Goal:
Count every line that has "import" in it and give the total, nothing more.

Records for this exercise:
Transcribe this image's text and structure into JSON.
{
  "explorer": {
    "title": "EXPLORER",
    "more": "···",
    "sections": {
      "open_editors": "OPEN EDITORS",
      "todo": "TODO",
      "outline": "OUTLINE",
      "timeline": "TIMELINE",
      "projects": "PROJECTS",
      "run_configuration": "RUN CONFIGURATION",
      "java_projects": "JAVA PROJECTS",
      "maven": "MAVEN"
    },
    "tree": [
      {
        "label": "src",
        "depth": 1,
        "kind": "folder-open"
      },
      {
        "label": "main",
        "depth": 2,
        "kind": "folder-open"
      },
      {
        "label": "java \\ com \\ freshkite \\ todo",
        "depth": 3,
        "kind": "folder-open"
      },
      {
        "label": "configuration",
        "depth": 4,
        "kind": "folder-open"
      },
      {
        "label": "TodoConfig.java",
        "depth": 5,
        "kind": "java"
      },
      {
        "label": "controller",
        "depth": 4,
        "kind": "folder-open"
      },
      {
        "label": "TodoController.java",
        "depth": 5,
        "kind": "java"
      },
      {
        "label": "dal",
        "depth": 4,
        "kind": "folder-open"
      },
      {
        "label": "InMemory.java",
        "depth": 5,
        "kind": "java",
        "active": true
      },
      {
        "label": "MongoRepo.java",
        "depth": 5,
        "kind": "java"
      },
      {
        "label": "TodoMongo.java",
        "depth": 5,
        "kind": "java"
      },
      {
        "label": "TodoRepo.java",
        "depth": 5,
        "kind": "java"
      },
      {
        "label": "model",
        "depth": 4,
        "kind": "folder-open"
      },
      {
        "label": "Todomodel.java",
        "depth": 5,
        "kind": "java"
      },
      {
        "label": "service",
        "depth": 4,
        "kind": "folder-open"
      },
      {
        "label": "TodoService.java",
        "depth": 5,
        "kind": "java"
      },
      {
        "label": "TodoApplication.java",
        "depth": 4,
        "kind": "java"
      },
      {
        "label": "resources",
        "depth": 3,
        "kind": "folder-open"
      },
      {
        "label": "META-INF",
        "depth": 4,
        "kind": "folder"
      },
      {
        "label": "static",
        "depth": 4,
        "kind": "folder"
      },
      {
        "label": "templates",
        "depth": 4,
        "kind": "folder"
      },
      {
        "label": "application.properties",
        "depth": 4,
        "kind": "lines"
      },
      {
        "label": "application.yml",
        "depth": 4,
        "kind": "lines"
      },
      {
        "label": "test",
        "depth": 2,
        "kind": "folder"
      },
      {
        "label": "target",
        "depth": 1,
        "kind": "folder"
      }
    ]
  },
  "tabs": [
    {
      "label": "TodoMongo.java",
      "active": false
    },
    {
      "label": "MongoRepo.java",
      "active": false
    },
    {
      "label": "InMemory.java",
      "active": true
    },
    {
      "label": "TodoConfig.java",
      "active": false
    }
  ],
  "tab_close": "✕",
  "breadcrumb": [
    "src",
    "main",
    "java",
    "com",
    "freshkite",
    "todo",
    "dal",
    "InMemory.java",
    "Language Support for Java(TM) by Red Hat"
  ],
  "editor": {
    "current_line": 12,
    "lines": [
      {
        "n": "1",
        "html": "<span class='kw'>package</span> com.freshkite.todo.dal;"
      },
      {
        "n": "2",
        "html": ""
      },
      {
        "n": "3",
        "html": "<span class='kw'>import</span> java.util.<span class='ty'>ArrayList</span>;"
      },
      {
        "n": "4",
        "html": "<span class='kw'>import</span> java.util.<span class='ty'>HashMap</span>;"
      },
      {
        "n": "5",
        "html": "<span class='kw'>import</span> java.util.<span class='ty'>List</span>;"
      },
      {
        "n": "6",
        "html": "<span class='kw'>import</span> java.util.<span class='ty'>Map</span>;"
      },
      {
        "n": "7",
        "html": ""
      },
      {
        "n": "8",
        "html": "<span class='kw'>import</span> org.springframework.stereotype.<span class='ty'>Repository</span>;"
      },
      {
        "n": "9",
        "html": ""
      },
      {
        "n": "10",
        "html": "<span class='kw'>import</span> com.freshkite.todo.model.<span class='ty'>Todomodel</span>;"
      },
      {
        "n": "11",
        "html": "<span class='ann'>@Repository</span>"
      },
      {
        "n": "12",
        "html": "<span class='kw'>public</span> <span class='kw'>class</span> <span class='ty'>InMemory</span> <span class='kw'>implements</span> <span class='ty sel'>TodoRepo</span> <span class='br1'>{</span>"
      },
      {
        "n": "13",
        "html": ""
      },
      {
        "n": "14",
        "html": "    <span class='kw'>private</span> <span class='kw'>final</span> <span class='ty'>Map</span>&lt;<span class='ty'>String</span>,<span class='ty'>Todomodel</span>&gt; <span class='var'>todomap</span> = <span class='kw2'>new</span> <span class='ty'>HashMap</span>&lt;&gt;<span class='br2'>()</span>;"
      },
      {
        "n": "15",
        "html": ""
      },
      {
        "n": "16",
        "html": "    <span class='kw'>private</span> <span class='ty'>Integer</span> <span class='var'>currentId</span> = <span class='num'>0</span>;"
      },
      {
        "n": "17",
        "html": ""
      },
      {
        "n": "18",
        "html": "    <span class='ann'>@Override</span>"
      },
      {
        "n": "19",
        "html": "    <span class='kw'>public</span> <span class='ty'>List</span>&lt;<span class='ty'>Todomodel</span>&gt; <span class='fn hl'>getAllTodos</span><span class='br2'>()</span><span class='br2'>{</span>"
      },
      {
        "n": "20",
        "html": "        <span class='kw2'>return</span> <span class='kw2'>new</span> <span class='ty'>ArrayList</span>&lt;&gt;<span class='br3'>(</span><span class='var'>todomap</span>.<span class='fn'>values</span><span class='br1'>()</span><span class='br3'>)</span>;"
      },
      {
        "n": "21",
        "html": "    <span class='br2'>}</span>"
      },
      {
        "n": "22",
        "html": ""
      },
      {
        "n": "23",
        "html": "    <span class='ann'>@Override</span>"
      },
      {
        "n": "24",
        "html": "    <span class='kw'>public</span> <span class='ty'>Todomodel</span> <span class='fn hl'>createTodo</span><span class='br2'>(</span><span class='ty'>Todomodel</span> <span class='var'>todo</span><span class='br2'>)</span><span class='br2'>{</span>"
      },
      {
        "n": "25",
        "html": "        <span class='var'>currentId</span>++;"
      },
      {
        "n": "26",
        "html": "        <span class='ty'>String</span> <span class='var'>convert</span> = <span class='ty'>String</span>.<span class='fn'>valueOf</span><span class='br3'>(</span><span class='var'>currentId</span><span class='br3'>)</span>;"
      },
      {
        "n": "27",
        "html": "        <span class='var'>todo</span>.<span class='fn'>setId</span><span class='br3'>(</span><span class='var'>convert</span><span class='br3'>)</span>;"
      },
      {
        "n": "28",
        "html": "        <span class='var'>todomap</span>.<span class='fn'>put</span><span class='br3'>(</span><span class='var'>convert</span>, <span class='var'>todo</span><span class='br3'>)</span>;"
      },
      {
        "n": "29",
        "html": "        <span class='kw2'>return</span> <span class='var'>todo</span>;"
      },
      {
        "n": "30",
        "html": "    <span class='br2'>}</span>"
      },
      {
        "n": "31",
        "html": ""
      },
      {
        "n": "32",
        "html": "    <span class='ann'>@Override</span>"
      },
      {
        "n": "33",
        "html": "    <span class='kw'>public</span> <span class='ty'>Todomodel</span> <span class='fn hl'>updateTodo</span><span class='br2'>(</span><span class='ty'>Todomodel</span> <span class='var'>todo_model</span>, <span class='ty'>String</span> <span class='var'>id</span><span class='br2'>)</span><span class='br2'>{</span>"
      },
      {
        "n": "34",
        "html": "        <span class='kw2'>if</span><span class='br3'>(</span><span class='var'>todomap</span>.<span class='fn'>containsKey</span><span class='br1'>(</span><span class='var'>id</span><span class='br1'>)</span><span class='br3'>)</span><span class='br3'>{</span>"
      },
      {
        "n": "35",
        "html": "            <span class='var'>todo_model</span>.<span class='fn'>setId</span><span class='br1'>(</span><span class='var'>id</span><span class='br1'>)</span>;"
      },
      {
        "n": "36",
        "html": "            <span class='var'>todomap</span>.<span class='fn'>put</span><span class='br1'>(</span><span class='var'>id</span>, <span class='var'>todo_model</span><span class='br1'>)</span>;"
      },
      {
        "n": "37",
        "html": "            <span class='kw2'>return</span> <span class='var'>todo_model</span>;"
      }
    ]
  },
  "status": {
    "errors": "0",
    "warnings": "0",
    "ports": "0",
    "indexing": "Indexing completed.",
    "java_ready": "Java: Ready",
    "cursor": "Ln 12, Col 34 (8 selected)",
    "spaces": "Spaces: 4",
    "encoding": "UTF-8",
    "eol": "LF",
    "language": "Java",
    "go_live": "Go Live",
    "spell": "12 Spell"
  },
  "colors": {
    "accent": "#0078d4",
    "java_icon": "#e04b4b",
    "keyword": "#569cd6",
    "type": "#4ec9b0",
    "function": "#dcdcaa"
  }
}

Response to the exercise:
6